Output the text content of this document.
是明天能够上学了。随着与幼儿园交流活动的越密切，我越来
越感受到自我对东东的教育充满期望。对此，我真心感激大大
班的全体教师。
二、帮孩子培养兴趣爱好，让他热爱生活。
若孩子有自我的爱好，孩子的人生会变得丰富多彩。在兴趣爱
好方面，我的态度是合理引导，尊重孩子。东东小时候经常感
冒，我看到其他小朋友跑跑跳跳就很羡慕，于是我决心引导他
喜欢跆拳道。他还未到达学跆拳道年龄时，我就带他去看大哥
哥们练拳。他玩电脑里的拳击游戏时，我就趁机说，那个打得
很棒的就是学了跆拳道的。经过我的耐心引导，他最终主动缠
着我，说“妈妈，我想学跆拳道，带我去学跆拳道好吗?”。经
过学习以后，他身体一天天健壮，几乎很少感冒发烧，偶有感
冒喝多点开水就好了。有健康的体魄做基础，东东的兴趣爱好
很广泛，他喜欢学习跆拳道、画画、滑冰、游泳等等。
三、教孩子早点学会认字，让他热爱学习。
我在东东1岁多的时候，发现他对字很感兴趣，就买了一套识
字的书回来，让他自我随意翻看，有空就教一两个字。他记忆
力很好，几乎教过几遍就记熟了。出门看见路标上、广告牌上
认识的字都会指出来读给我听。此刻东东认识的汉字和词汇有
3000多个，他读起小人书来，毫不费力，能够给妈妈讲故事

WRITTEN TASK: Write out the entries in full, exactly as given.

PROBLEM SOLUTION:
Output the text content of this document.
是明天能够上学了。随着与幼儿园交流活动的越密切，我越来
越感受到自我对东东的教育充满期望。对此，我真心感激大大
班的全体教师。
二、帮孩子培养兴趣爱好，让他热爱生活。
若孩子有自我的爱好，孩子的人生会变得丰富多彩。在兴趣爱
好方面，我的态度是合理引导，尊重孩子。东东小时候经常感
冒，我看到其他小朋友跑跑跳跳就很羡慕，于是我决心引导他
喜欢跆拳道。他还未到达学跆拳道年龄时，我就带他去看大哥
哥们练拳。他玩电脑里的拳击游戏时，我就趁机说，那个打得
很棒的就是学了跆拳道的。经过我的耐心引导，他最终主动缠
着我，说“妈妈，我想学跆拳道，带我去学跆拳道好吗?”。经
过学习以后，他身体一天天健壮，几乎很少感冒发烧，偶有感
冒喝多点开水就好了。有健康的体魄做基础，东东的兴趣爱好
很广泛，他喜欢学习跆拳道、画画、滑冰、游泳等等。
三、教孩子早点学会认字，让他热爱学习。
我在东东1岁多的时候，发现他对字很感兴趣，就买了一套识
字的书回来，让他自我随意翻看，有空就教一两个字。他记忆
力很好，几乎教过几遍就记熟了。出门看见路标上、广告牌上
认识的字都会指出来读给我听。此刻东东认识的汉字和词汇有
3000多个，他读起小人书来，毫不费力，能够给妈妈讲故事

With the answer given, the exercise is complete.